WHAT IS BEING ASKED
Please give the listing again, word for word, with nothing left out.

Dataset excerpts:
------------------------------------------------------------------------
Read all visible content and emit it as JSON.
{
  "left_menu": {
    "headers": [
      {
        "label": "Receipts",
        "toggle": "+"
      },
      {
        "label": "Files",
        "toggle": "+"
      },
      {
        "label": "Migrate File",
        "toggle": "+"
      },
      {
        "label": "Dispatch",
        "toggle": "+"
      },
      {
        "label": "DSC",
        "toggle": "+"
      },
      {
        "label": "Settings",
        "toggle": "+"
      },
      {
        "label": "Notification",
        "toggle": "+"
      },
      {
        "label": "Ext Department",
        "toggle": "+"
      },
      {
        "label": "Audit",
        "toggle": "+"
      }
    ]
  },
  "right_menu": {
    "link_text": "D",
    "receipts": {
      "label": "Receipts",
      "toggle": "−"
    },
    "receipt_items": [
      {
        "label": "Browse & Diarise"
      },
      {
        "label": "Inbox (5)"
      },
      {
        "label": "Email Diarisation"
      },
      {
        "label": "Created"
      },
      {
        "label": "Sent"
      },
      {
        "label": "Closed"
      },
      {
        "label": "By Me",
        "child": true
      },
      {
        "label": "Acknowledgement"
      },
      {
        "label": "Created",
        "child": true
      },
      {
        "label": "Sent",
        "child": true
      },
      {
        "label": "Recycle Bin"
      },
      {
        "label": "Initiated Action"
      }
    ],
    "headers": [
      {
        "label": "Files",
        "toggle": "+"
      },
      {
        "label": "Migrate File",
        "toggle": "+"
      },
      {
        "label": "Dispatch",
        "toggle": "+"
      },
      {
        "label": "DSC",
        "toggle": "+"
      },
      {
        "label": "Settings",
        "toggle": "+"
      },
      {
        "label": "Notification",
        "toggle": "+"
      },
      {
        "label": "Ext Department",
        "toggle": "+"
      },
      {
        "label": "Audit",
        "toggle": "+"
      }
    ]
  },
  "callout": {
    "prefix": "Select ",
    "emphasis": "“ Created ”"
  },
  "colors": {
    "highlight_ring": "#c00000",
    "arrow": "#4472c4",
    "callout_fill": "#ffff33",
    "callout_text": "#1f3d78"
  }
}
------------------------------------------------------------------------
SOLUTION TO THE PROBLEM
Read all visible content and emit it as JSON.
{
  "left_menu": {
    "headers": [
      {
        "label": "Receipts",
        "toggle": "+"
      },
      {
        "label": "Files",
        "toggle": "+"
      },
      {
        "label": "Migrate File",
        "toggle": "+"
      },
      {
        "label": "Dispatch",
        "toggle": "+"
      },
      {
        "label": "DSC",
        "toggle": "+"
      },
      {
        "label": "Settings",
        "toggle": "+"
      },
      {
        "label": "Notification",
        "toggle": "+"
      },
      {
        "label": "Ext Department",
        "toggle": "+"
      },
      {
        "label": "Audit",
        "toggle": "+"
      }
    ]
  },
  "right_menu": {
    "link_text": "D",
    "receipts": {
      "label": "Receipts",
      "toggle": "−"
    },
    "receipt_items": [
      {
        "label": "Browse & Diarise"
      },
      {
        "label": "Inbox (5)"
      },
      {
        "label": "Email Diarisation"
      },
      {
        "label": "Created"
      },
      {
        "label": "Sent"
      },
      {
        "label": "Closed"
      },
      {
        "label": "By Me",
        "child": true
      },
      {
        "label": "Acknowledgement"
      },
      {
        "label": "Created",
        "child": true
      },
      {
        "label": "Sent",
        "child": true
      },
      {
        "label": "Recycle Bin"
      },
      {
        "label": "Initiated Action"
      }
    ],
    "headers": [
      {
        "label": "Files",
        "toggle": "+"
      },
      {
        "label": "Migrate File",
        "toggle": "+"
      },
      {
        "label": "Dispatch",
        "toggle": "+"
      },
      {
        "label": "DSC",
        "toggle": "+"
      },
      {
        "label": "Settings",
        "toggle": "+"
      },
      {
        "label": "Notification",
        "toggle": "+"
      },
      {
        "label": "Ext Department",
        "toggle": "+"
      },
      {
        "label": "Audit",
        "toggle": "+"
      }
    ]
  },
  "callout": {
    "prefix": "Select ",
    "emphasis": "“ Created ”"
  },
  "colors": {
    "highlight_ring": "#c00000",
    "arrow": "#4472c4",
    "callout_fill": "#ffff33",
    "callout_text": "#1f3d78"
  }
}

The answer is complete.